_Task to complete_.
The records below must be transcribed exactly. Do not include the pictures.

►

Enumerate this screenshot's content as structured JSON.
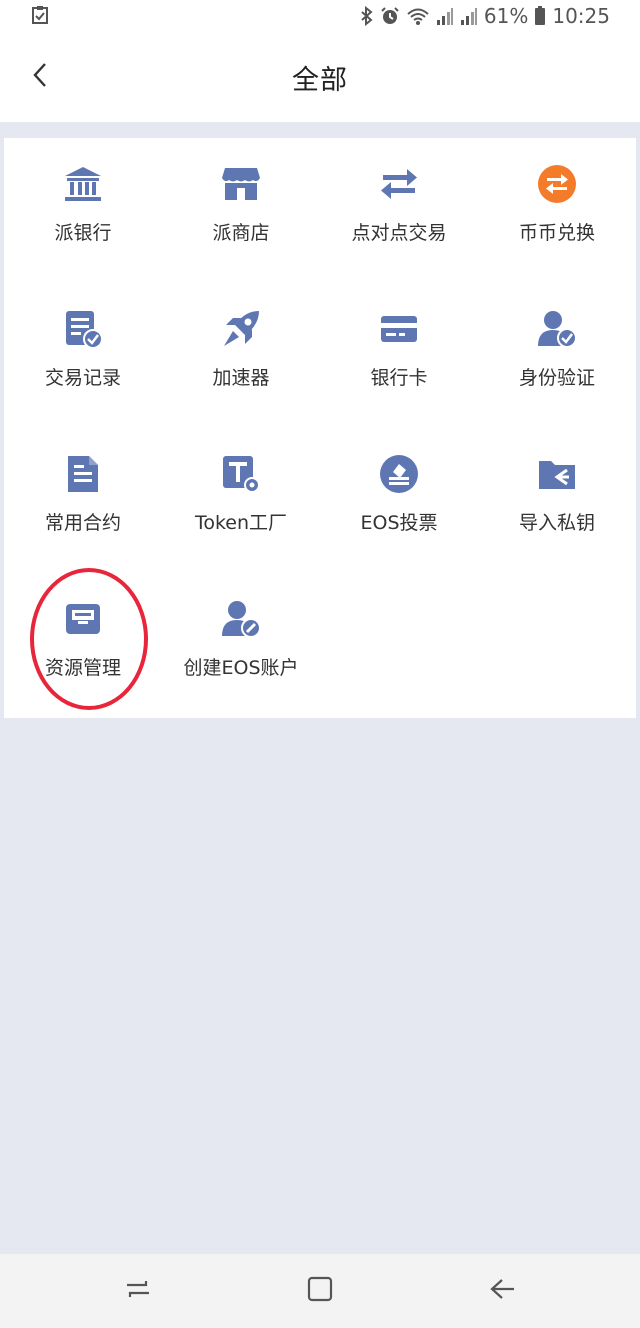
{
  "status_bar": {
    "battery": "61%",
    "time": "10:25",
    "icons": [
      "task-check-icon",
      "bluetooth-icon",
      "alarm-icon",
      "wifi-icon",
      "signal-icon",
      "signal-4g-icon",
      "battery-icon"
    ]
  },
  "header": {
    "title": "全部",
    "back_icon": "chevron-left-icon"
  },
  "colors": {
    "icon_blue": "#5e77b2",
    "accent_orange": "#f47b2a",
    "highlight_red": "#e8263b",
    "background": "#e5e8f1"
  },
  "grid": {
    "items": [
      {
        "label": "派银行",
        "icon": "bank-icon"
      },
      {
        "label": "派商店",
        "icon": "store-icon"
      },
      {
        "label": "点对点交易",
        "icon": "transfer-arrows-icon"
      },
      {
        "label": "币币兑换",
        "icon": "exchange-icon"
      },
      {
        "label": "交易记录",
        "icon": "transaction-record-icon"
      },
      {
        "label": "加速器",
        "icon": "rocket-icon"
      },
      {
        "label": "银行卡",
        "icon": "bank-card-icon"
      },
      {
        "label": "身份验证",
        "icon": "identity-verify-icon"
      },
      {
        "label": "常用合约",
        "icon": "contract-document-icon"
      },
      {
        "label": "Token工厂",
        "icon": "token-factory-icon"
      },
      {
        "label": "EOS投票",
        "icon": "vote-icon"
      },
      {
        "label": "导入私钥",
        "icon": "import-key-icon"
      },
      {
        "label": "资源管理",
        "icon": "resource-tray-icon"
      },
      {
        "label": "创建EOS账户",
        "icon": "create-account-icon"
      }
    ]
  },
  "nav_bar": {
    "buttons": [
      "recent-apps-icon",
      "home-icon",
      "back-arrow-icon"
    ]
  }
}
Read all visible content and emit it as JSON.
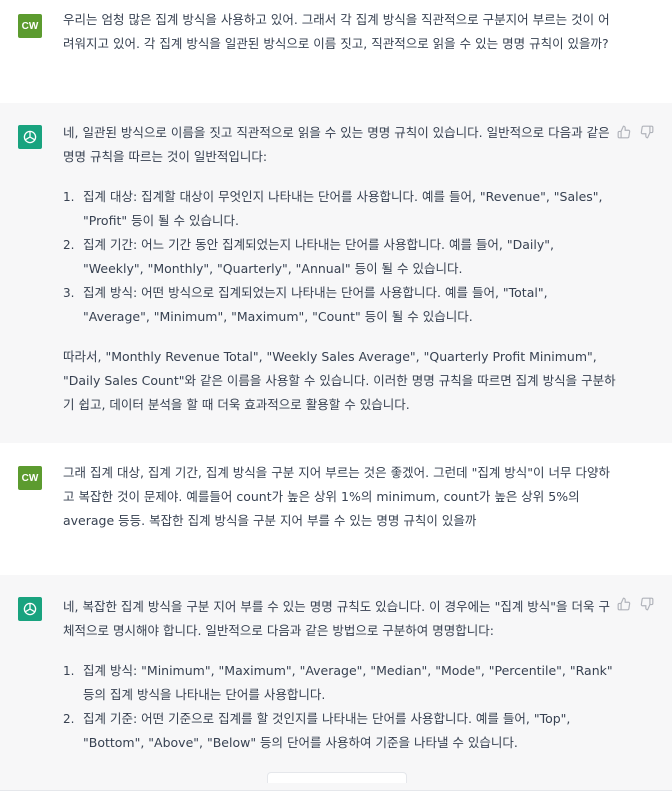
{
  "messages": [
    {
      "role": "user",
      "avatar_text": "CW",
      "text": "우리는 엄청 많은 집계 방식을 사용하고 있어. 그래서 각 집계 방식을 직관적으로 구분지어 부르는 것이 어려워지고 있어. 각 집계 방식을 일관된 방식으로 이름 짓고, 직관적으로 읽을 수 있는 명명 규칙이 있을까?"
    },
    {
      "role": "assistant",
      "avatar_icon": "openai-logo-icon",
      "intro": "네, 일관된 방식으로 이름을 짓고 직관적으로 읽을 수 있는 명명 규칙이 있습니다. 일반적으로 다음과 같은 명명 규칙을 따르는 것이 일반적입니다:",
      "items": [
        {
          "num": "1.",
          "text": "집계 대상: 집계할 대상이 무엇인지 나타내는 단어를 사용합니다. 예를 들어, \"Revenue\", \"Sales\", \"Profit\" 등이 될 수 있습니다."
        },
        {
          "num": "2.",
          "text": "집계 기간: 어느 기간 동안 집계되었는지 나타내는 단어를 사용합니다. 예를 들어, \"Daily\", \"Weekly\", \"Monthly\", \"Quarterly\", \"Annual\" 등이 될 수 있습니다."
        },
        {
          "num": "3.",
          "text": "집계 방식: 어떤 방식으로 집계되었는지 나타내는 단어를 사용합니다. 예를 들어, \"Total\", \"Average\", \"Minimum\", \"Maximum\", \"Count\" 등이 될 수 있습니다."
        }
      ],
      "outro": "따라서, \"Monthly Revenue Total\", \"Weekly Sales Average\", \"Quarterly Profit Minimum\", \"Daily Sales Count\"와 같은 이름을 사용할 수 있습니다. 이러한 명명 규칙을 따르면 집계 방식을 구분하기 쉽고, 데이터 분석을 할 때 더욱 효과적으로 활용할 수 있습니다."
    },
    {
      "role": "user",
      "avatar_text": "CW",
      "text": "그래 집계 대상, 집계 기간, 집계 방식을 구분 지어 부르는 것은 좋겠어. 그런데 \"집계 방식\"이 너무 다양하고 복잡한 것이 문제야. 예를들어 count가 높은 상위 1%의 minimum, count가 높은 상위 5%의 average 등등. 복잡한 집계 방식을 구분 지어 부를 수 있는 명명 규칙이 있을까"
    },
    {
      "role": "assistant",
      "avatar_icon": "openai-logo-icon",
      "intro": "네, 복잡한 집계 방식을 구분 지어 부를 수 있는 명명 규칙도 있습니다. 이 경우에는 \"집계 방식\"을 더욱 구체적으로 명시해야 합니다. 일반적으로 다음과 같은 방법으로 구분하여 명명합니다:",
      "items": [
        {
          "num": "1.",
          "text": "집계 방식: \"Minimum\", \"Maximum\", \"Average\", \"Median\", \"Mode\", \"Percentile\", \"Rank\" 등의 집계 방식을 나타내는 단어를 사용합니다."
        },
        {
          "num": "2.",
          "text": "집계 기준: 어떤 기준으로 집계를 할 것인지를 나타내는 단어를 사용합니다. 예를 들어, \"Top\", \"Bottom\", \"Above\", \"Below\" 등의 단어를 사용하여 기준을 나타낼 수 있습니다."
        }
      ]
    }
  ],
  "feedback_icons": [
    "thumbs-up-icon",
    "thumbs-down-icon"
  ]
}
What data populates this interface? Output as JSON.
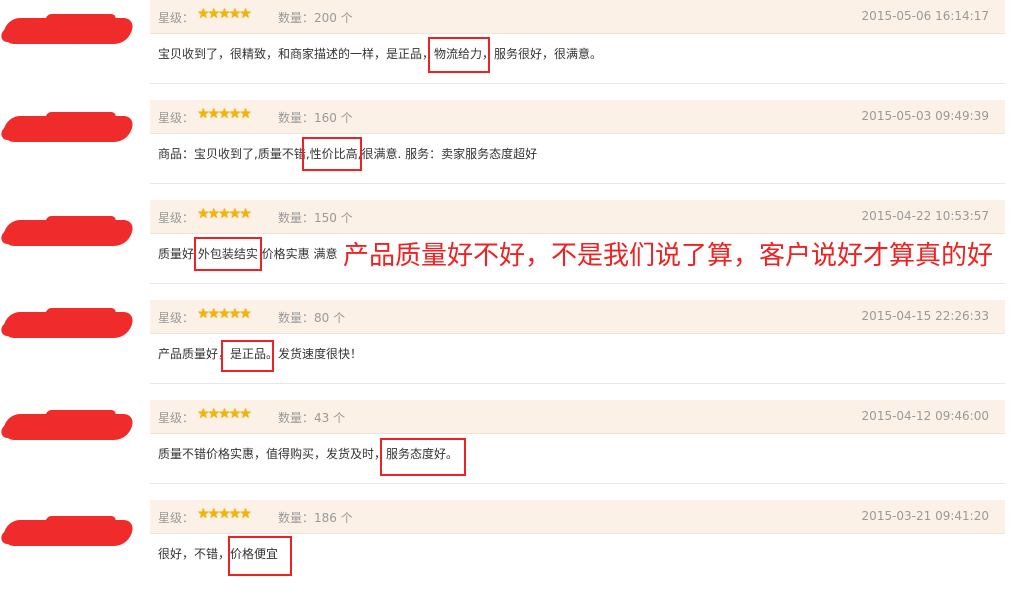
{
  "labels": {
    "rating": "星级：",
    "quantity": "数量："
  },
  "stars": "★★★★★",
  "reviews": [
    {
      "qty": "200 个",
      "date": "2015-05-06 16:14:17",
      "text": "宝贝收到了，很精致，和商家描述的一样，是正品，物流给力，服务很好，很满意。",
      "highlight": "物流给力"
    },
    {
      "qty": "160 个",
      "date": "2015-05-03 09:49:39",
      "text": "商品：宝贝收到了,质量不错,性价比高,很满意. 服务：卖家服务态度超好",
      "highlight": "性价比高"
    },
    {
      "qty": "150 个",
      "date": "2015-04-22 10:53:57",
      "text": "质量好 外包装结实 价格实惠 满意",
      "highlight": "外包装结实"
    },
    {
      "qty": "80 个",
      "date": "2015-04-15 22:26:33",
      "text": "产品质量好，是正品。发货速度很快！",
      "highlight": "是正品"
    },
    {
      "qty": "43 个",
      "date": "2015-04-12 09:46:00",
      "text": "质量不错价格实惠，值得购买，发货及时，服务态度好。",
      "highlight": "服务态度好"
    },
    {
      "qty": "186 个",
      "date": "2015-03-21 09:41:20",
      "text": "很好，不错，价格便宜",
      "highlight": "价格便宜"
    }
  ],
  "overlay_text": "产品质量好不好，不是我们说了算，客户说好才算真的好",
  "colors": {
    "header_bg": "#fbf1e6",
    "highlight": "#ee2222",
    "star": "#f5b400"
  }
}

◄

_Finished exercise_.
Enumerate this screenshot's content as structured JSON.
{
  "status_bar": {
    "battery": "61%",
    "time": "10:25",
    "icons": [
      "task-check-icon",
      "bluetooth-icon",
      "alarm-icon",
      "wifi-icon",
      "signal-icon",
      "signal-4g-icon",
      "battery-icon"
    ]
  },
  "header": {
    "title": "全部",
    "back_icon": "chevron-left-icon"
  },
  "colors": {
    "icon_blue": "#5e77b2",
    "accent_orange": "#f47b2a",
    "highlight_red": "#e8263b",
    "background": "#e5e8f1"
  },
  "grid": {
    "items": [
      {
        "label": "派银行",
        "icon": "bank-icon"
      },
      {
        "label": "派商店",
        "icon": "store-icon"
      },
      {
        "label": "点对点交易",
        "icon": "transfer-arrows-icon"
      },
      {
        "label": "币币兑换",
        "icon": "exchange-icon"
      },
      {
        "label": "交易记录",
        "icon": "transaction-record-icon"
      },
      {
        "label": "加速器",
        "icon": "rocket-icon"
      },
      {
        "label": "银行卡",
        "icon": "bank-card-icon"
      },
      {
        "label": "身份验证",
        "icon": "identity-verify-icon"
      },
      {
        "label": "常用合约",
        "icon": "contract-document-icon"
      },
      {
        "label": "Token工厂",
        "icon": "token-factory-icon"
      },
      {
        "label": "EOS投票",
        "icon": "vote-icon"
      },
      {
        "label": "导入私钥",
        "icon": "import-key-icon"
      },
      {
        "label": "资源管理",
        "icon": "resource-tray-icon"
      },
      {
        "label": "创建EOS账户",
        "icon": "create-account-icon"
      }
    ]
  },
  "nav_bar": {
    "buttons": [
      "recent-apps-icon",
      "home-icon",
      "back-arrow-icon"
    ]
  }
}
Read all visible content and emit it as JSON.
{
  "messages": [
    {
      "role": "user",
      "avatar_text": "CW",
      "text": "우리는 엄청 많은 집계 방식을 사용하고 있어. 그래서 각 집계 방식을 직관적으로 구분지어 부르는 것이 어려워지고 있어. 각 집계 방식을 일관된 방식으로 이름 짓고, 직관적으로 읽을 수 있는 명명 규칙이 있을까?"
    },
    {
      "role": "assistant",
      "avatar_icon": "openai-logo-icon",
      "intro": "네, 일관된 방식으로 이름을 짓고 직관적으로 읽을 수 있는 명명 규칙이 있습니다. 일반적으로 다음과 같은 명명 규칙을 따르는 것이 일반적입니다:",
      "items": [
        {
          "num": "1.",
          "text": "집계 대상: 집계할 대상이 무엇인지 나타내는 단어를 사용합니다. 예를 들어, \"Revenue\", \"Sales\", \"Profit\" 등이 될 수 있습니다."
        },
        {
          "num": "2.",
          "text": "집계 기간: 어느 기간 동안 집계되었는지 나타내는 단어를 사용합니다. 예를 들어, \"Daily\", \"Weekly\", \"Monthly\", \"Quarterly\", \"Annual\" 등이 될 수 있습니다."
        },
        {
          "num": "3.",
          "text": "집계 방식: 어떤 방식으로 집계되었는지 나타내는 단어를 사용합니다. 예를 들어, \"Total\", \"Average\", \"Minimum\", \"Maximum\", \"Count\" 등이 될 수 있습니다."
        }
      ],
      "outro": "따라서, \"Monthly Revenue Total\", \"Weekly Sales Average\", \"Quarterly Profit Minimum\", \"Daily Sales Count\"와 같은 이름을 사용할 수 있습니다. 이러한 명명 규칙을 따르면 집계 방식을 구분하기 쉽고, 데이터 분석을 할 때 더욱 효과적으로 활용할 수 있습니다."
    },
    {
      "role": "user",
      "avatar_text": "CW",
      "text": "그래 집계 대상, 집계 기간, 집계 방식을 구분 지어 부르는 것은 좋겠어. 그런데 \"집계 방식\"이 너무 다양하고 복잡한 것이 문제야. 예를들어 count가 높은 상위 1%의 minimum, count가 높은 상위 5%의 average 등등. 복잡한 집계 방식을 구분 지어 부를 수 있는 명명 규칙이 있을까"
    },
    {
      "role": "assistant",
      "avatar_icon": "openai-logo-icon",
      "intro": "네, 복잡한 집계 방식을 구분 지어 부를 수 있는 명명 규칙도 있습니다. 이 경우에는 \"집계 방식\"을 더욱 구체적으로 명시해야 합니다. 일반적으로 다음과 같은 방법으로 구분하여 명명합니다:",
      "items": [
        {
          "num": "1.",
          "text": "집계 방식: \"Minimum\", \"Maximum\", \"Average\", \"Median\", \"Mode\", \"Percentile\", \"Rank\" 등의 집계 방식을 나타내는 단어를 사용합니다."
        },
        {
          "num": "2.",
          "text": "집계 기준: 어떤 기준으로 집계를 할 것인지를 나타내는 단어를 사용합니다. 예를 들어, \"Top\", \"Bottom\", \"Above\", \"Below\" 등의 단어를 사용하여 기준을 나타낼 수 있습니다."
        }
      ]
    }
  ],
  "feedback_icons": [
    "thumbs-up-icon",
    "thumbs-down-icon"
  ]
}
What data populates this interface? Output as JSON.
{
  "labels": {
    "rating": "星级：",
    "quantity": "数量："
  },
  "stars": "★★★★★",
  "reviews": [
    {
      "qty": "200 个",
      "date": "2015-05-06 16:14:17",
      "text": "宝贝收到了，很精致，和商家描述的一样，是正品，物流给力，服务很好，很满意。",
      "highlight": "物流给力"
    },
    {
      "qty": "160 个",
      "date": "2015-05-03 09:49:39",
      "text": "商品：宝贝收到了,质量不错,性价比高,很满意. 服务：卖家服务态度超好",
      "highlight": "性价比高"
    },
    {
      "qty": "150 个",
      "date": "2015-04-22 10:53:57",
      "text": "质量好 外包装结实 价格实惠 满意",
      "highlight": "外包装结实"
    },
    {
      "qty": "80 个",
      "date": "2015-04-15 22:26:33",
      "text": "产品质量好，是正品。发货速度很快！",
      "highlight": "是正品"
    },
    {
      "qty": "43 个",
      "date": "2015-04-12 09:46:00",
      "text": "质量不错价格实惠，值得购买，发货及时，服务态度好。",
      "highlight": "服务态度好"
    },
    {
      "qty": "186 个",
      "date": "2015-03-21 09:41:20",
      "text": "很好，不错，价格便宜",
      "highlight": "价格便宜"
    }
  ],
  "overlay_text": "产品质量好不好，不是我们说了算，客户说好才算真的好",
  "colors": {
    "header_bg": "#fbf1e6",
    "highlight": "#ee2222",
    "star": "#f5b400"
  }
}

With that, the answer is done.